** begin Entries **
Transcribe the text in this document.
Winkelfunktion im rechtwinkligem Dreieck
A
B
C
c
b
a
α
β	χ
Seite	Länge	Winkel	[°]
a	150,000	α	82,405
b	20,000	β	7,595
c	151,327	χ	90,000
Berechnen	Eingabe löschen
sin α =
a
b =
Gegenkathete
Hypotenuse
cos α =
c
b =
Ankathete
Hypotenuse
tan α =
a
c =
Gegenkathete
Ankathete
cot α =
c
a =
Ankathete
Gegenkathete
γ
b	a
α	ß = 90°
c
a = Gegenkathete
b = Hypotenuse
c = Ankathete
** end Entries **
Set problem: Copy every line verbatim.

Answer to the task:
Transcribe the text in this document.
Winkelfunktion im rechtwinkligem Dreieck
A
B
C
c
b
a
α
β	χ
Seite	Länge	Winkel	[°]
a	150,000	α	82,405
b	20,000	β	7,595
c	151,327	χ	90,000
Berechnen	Eingabe löschen
sin α =
a
b =
Gegenkathete
Hypotenuse
cos α =
c
b =
Ankathete
Hypotenuse
tan α =
a
c =
Gegenkathete
Ankathete
cot α =
c
a =
Ankathete
Gegenkathete
γ
b	a
α	ß = 90°
c
a = Gegenkathete
b = Hypotenuse
c = Ankathete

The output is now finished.